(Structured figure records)
------------------------------------------------------------------------

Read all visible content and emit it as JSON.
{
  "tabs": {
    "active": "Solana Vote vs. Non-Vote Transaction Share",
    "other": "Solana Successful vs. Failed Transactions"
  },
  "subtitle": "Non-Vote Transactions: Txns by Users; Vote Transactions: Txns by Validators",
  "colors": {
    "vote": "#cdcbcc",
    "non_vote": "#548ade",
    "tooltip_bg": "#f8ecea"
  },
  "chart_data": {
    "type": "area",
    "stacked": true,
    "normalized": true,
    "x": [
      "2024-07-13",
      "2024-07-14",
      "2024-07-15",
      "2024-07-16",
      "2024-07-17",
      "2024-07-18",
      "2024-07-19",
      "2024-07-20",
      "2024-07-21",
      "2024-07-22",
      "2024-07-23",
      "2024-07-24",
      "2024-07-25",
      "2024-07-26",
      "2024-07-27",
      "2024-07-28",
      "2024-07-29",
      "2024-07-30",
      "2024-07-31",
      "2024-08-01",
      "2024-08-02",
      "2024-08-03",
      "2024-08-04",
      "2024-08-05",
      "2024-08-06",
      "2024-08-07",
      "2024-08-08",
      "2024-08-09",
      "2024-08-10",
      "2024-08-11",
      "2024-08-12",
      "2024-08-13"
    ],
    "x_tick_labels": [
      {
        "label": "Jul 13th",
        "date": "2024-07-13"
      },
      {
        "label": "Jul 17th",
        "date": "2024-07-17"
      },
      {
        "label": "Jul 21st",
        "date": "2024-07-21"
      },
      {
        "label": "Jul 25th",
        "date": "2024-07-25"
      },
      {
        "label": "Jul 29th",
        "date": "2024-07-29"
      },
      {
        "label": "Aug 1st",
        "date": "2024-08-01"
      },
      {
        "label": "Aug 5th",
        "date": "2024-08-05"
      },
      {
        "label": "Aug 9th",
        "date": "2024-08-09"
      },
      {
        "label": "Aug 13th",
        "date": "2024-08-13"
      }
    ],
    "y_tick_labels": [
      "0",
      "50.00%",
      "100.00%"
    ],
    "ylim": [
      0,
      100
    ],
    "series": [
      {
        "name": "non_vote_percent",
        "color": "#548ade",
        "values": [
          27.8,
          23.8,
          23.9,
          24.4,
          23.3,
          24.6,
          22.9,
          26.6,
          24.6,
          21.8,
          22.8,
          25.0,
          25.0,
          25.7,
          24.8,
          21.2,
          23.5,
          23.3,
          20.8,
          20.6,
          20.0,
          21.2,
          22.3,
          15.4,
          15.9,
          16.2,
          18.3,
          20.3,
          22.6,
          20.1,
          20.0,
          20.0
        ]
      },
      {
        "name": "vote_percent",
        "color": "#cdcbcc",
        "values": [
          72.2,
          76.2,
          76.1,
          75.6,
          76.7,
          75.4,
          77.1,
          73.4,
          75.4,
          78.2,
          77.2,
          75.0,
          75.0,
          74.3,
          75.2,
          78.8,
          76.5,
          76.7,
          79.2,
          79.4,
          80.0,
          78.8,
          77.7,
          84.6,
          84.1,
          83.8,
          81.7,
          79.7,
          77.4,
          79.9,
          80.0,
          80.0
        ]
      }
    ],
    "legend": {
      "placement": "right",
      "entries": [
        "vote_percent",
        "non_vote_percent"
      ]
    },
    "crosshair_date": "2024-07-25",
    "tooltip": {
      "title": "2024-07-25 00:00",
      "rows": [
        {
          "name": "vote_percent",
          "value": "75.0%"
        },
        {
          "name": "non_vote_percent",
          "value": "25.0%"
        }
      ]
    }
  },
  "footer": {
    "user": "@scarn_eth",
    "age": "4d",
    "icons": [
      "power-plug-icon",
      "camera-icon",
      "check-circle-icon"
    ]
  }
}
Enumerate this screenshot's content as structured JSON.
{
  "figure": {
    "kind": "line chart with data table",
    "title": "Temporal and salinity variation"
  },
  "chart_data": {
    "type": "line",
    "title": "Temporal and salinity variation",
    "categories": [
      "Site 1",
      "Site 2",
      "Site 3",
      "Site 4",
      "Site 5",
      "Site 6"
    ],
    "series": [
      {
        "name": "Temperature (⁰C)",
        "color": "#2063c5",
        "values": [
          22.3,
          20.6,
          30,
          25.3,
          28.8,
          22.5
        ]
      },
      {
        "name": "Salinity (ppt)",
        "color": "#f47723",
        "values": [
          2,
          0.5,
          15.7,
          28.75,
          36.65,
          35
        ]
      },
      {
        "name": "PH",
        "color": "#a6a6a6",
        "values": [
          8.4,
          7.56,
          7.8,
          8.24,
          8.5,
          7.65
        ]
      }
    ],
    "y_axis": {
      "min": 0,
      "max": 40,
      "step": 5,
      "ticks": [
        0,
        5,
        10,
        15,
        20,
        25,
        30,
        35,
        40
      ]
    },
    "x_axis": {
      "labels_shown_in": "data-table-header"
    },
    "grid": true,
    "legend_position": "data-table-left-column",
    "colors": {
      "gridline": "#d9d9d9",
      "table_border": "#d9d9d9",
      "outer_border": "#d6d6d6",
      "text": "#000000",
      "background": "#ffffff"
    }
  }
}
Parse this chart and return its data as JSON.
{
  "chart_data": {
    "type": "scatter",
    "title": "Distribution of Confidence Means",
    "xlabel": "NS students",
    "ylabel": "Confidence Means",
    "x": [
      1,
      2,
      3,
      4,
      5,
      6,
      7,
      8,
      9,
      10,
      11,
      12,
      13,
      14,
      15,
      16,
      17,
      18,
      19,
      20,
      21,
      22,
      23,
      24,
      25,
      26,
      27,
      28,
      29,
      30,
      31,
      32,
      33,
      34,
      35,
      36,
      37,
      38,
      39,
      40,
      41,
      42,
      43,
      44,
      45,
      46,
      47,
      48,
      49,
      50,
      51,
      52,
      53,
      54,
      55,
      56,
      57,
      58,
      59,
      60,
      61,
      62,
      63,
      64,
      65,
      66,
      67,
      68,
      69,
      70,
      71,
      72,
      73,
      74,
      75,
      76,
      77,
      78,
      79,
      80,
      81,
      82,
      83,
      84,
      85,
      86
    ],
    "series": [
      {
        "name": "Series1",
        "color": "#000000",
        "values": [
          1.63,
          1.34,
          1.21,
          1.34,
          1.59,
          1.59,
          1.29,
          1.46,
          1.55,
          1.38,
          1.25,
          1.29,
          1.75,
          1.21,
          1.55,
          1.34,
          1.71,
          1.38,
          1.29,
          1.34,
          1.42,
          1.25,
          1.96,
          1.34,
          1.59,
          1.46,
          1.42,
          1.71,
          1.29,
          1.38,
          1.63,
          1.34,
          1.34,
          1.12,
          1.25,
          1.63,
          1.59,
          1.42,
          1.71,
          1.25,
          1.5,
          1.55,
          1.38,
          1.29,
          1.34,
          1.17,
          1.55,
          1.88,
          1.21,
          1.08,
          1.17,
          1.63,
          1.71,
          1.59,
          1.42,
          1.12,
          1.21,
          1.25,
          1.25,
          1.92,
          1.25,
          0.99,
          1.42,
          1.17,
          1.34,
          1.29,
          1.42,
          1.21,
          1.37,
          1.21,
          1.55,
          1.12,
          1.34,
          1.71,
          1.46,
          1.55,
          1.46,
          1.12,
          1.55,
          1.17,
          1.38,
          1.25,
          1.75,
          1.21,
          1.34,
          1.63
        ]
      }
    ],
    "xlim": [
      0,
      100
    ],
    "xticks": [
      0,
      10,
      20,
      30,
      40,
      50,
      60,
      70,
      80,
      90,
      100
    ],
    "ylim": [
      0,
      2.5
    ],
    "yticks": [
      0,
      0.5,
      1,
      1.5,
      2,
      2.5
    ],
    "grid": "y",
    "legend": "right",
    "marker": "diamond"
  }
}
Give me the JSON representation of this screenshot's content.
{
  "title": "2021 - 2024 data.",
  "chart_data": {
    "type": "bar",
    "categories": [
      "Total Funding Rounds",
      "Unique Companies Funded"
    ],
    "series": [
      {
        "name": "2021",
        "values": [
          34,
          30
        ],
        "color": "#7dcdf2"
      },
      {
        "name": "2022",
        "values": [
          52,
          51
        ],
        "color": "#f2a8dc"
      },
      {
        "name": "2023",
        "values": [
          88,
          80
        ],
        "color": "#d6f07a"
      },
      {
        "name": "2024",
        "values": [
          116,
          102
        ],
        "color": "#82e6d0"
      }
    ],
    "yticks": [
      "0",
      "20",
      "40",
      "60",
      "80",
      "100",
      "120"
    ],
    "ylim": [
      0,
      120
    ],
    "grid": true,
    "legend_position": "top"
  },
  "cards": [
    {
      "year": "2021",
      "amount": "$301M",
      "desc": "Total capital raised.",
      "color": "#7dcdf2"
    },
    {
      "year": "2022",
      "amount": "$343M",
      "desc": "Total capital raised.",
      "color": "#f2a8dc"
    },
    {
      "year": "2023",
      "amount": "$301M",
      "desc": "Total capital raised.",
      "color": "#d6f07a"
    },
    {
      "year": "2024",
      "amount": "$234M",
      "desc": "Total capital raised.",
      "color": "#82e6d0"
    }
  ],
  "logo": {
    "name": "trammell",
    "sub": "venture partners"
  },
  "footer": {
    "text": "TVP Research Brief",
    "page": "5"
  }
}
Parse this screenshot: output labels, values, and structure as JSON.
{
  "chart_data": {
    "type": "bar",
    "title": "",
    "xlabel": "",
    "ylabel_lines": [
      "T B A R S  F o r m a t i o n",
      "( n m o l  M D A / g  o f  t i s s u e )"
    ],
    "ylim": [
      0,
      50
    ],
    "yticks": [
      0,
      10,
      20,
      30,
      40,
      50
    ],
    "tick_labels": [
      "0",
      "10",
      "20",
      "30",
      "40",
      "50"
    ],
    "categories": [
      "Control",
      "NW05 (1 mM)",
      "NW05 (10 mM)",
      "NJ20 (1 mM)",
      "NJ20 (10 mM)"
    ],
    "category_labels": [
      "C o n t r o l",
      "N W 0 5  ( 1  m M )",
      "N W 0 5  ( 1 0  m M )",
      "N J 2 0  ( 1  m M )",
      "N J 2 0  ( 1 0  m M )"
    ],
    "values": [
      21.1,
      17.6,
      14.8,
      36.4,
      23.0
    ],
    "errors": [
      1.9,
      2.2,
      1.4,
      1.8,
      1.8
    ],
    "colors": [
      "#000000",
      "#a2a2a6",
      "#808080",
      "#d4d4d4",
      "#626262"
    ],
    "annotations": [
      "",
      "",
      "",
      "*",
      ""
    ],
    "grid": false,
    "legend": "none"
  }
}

------------------------------------------------------------------------

List every line in the records above that contains the word "this".

Enumerate this screenshot's content as structured JSON.
Parse this chart and return its data as JSON.
Give me the JSON representation of this screenshot's content.
Parse this screenshot: output labels, values, and structure as JSON.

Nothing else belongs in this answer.